═════ The data

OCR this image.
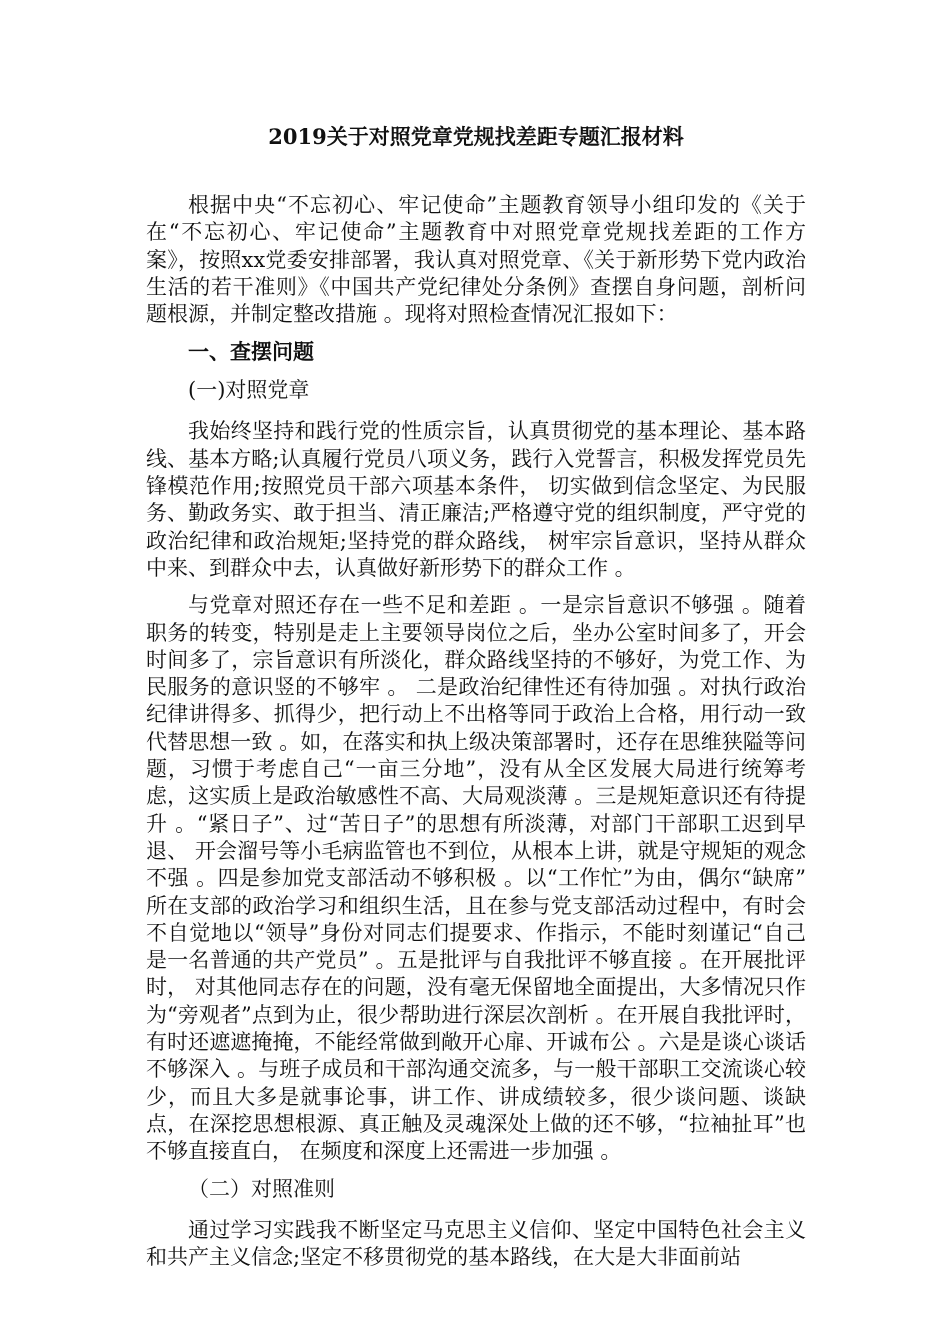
2019关于对照党章党规找差距专题汇报材料

根据中央“不忘初心、牢记使命”主题教育领导小组印发的《关于在“不忘初心、牢记使命”主题教育中对照党章党规找差距的工作方案》，按照xx党委安排部署，我认真对照党章、《关于新形势下党内政治生活的若干准则》《中国共产党纪律处分条例》查摆自身问题，剖析问题根源，并制定整改措施 。现将对照检查情况汇报如下：

一、查摆问题
(一)对照党章

我始终坚持和践行党的性质宗旨，认真贯彻党的基本理论、基本路线、基本方略;认真履行党员八项义务，践行入党誓言，积极发挥党员先锋模范作用;按照党员干部六项基本条件， 切实做到信念坚定、为民服务、勤政务实、敢于担当、清正廉洁;严格遵守党的组织制度，严守党的政治纪律和政治规矩;坚持党的群众路线， 树牢宗旨意识，坚持从群众中来、到群众中去，认真做好新形势下的群众工作 。

与党章对照还存在一些不足和差距 。一是宗旨意识不够强 。随着职务的转变，特别是走上主要领导岗位之后，坐办公室时间多了，开会时间多了，宗旨意识有所淡化，群众路线坚持的不够好，为党工作、为民服务的意识竖的不够牢 。 二是政治纪律性还有待加强 。对执行政治纪律讲得多、抓得少，把行动上不出格等同于政治上合格，用行动一致代替思想一致 。如，在落实和执上级决策部署时，还存在思维狭隘等问题，习惯于考虑自己“一亩三分地”，没有从全区发展大局进行统筹考虑，这实质上是政治敏感性不高、大局观淡薄 。三是规矩意识还有待提升 。“紧日子”、过“苦日子”的思想有所淡薄，对部门干部职工迟到早退、 开会溜号等小毛病监管也不到位，从根本上讲，就是守规矩的观念不强 。四是参加党支部活动不够积极 。以“工作忙”为由，偶尔“缺席” 所在支部的政治学习和组织生活，且在参与党支部活动过程中，有时会不自觉地以“领导”身份对同志们提要求、作指示，不能时刻谨记“自己是一名普通的共产党员” 。五是批评与自我批评不够直接 。在开展批评时， 对其他同志存在的问题，没有毫无保留地全面提出，大多情况只作为“旁观者”点到为止，很少帮助进行深层次剖析 。在开展自我批评时，有时还遮遮掩掩，不能经常做到敞开心扉、开诚布公 。六是是谈心谈话不够深入 。与班子成员和干部沟通交流多，与一般干部职工交流谈心较少，而且大多是就事论事，讲工作、讲成绩较多，很少谈问题、谈缺点，在深挖思想根源、真正触及灵魂深处上做的还不够，“拉袖扯耳”也不够直接直白， 在频度和深度上还需进一步加强 。

（二）对照准则

通过学习实践我不断坚定马克思主义信仰、坚定中国特色社会主义和共产主义信念;坚定不移贯彻党的基本路线，在大是大非面前站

══════════

Exercise instructions:
Reproduce all of the material above word for word. Omit the pictures.

Result:
OCR this image.
2019关于对照党章党规找差距专题汇报材料

根据中央“不忘初心、牢记使命”主题教育领导小组印发的《关于在“不忘初心、牢记使命”主题教育中对照党章党规找差距的工作方案》，按照xx党委安排部署，我认真对照党章、《关于新形势下党内政治生活的若干准则》《中国共产党纪律处分条例》查摆自身问题，剖析问题根源，并制定整改措施 。现将对照检查情况汇报如下：

一、查摆问题
(一)对照党章

我始终坚持和践行党的性质宗旨，认真贯彻党的基本理论、基本路线、基本方略;认真履行党员八项义务，践行入党誓言，积极发挥党员先锋模范作用;按照党员干部六项基本条件， 切实做到信念坚定、为民服务、勤政务实、敢于担当、清正廉洁;严格遵守党的组织制度，严守党的政治纪律和政治规矩;坚持党的群众路线， 树牢宗旨意识，坚持从群众中来、到群众中去，认真做好新形势下的群众工作 。

与党章对照还存在一些不足和差距 。一是宗旨意识不够强 。随着职务的转变，特别是走上主要领导岗位之后，坐办公室时间多了，开会时间多了，宗旨意识有所淡化，群众路线坚持的不够好，为党工作、为民服务的意识竖的不够牢 。 二是政治纪律性还有待加强 。对执行政治纪律讲得多、抓得少，把行动上不出格等同于政治上合格，用行动一致代替思想一致 。如，在落实和执上级决策部署时，还存在思维狭隘等问题，习惯于考虑自己“一亩三分地”，没有从全区发展大局进行统筹考虑，这实质上是政治敏感性不高、大局观淡薄 。三是规矩意识还有待提升 。“紧日子”、过“苦日子”的思想有所淡薄，对部门干部职工迟到早退、 开会溜号等小毛病监管也不到位，从根本上讲，就是守规矩的观念不强 。四是参加党支部活动不够积极 。以“工作忙”为由，偶尔“缺席” 所在支部的政治学习和组织生活，且在参与党支部活动过程中，有时会不自觉地以“领导”身份对同志们提要求、作指示，不能时刻谨记“自己是一名普通的共产党员” 。五是批评与自我批评不够直接 。在开展批评时， 对其他同志存在的问题，没有毫无保留地全面提出，大多情况只作为“旁观者”点到为止，很少帮助进行深层次剖析 。在开展自我批评时，有时还遮遮掩掩，不能经常做到敞开心扉、开诚布公 。六是是谈心谈话不够深入 。与班子成员和干部沟通交流多，与一般干部职工交流谈心较少，而且大多是就事论事，讲工作、讲成绩较多，很少谈问题、谈缺点，在深挖思想根源、真正触及灵魂深处上做的还不够，“拉袖扯耳”也不够直接直白， 在频度和深度上还需进一步加强 。

（二）对照准则

通过学习实践我不断坚定马克思主义信仰、坚定中国特色社会主义和共产主义信念;坚定不移贯彻党的基本路线，在大是大非面前站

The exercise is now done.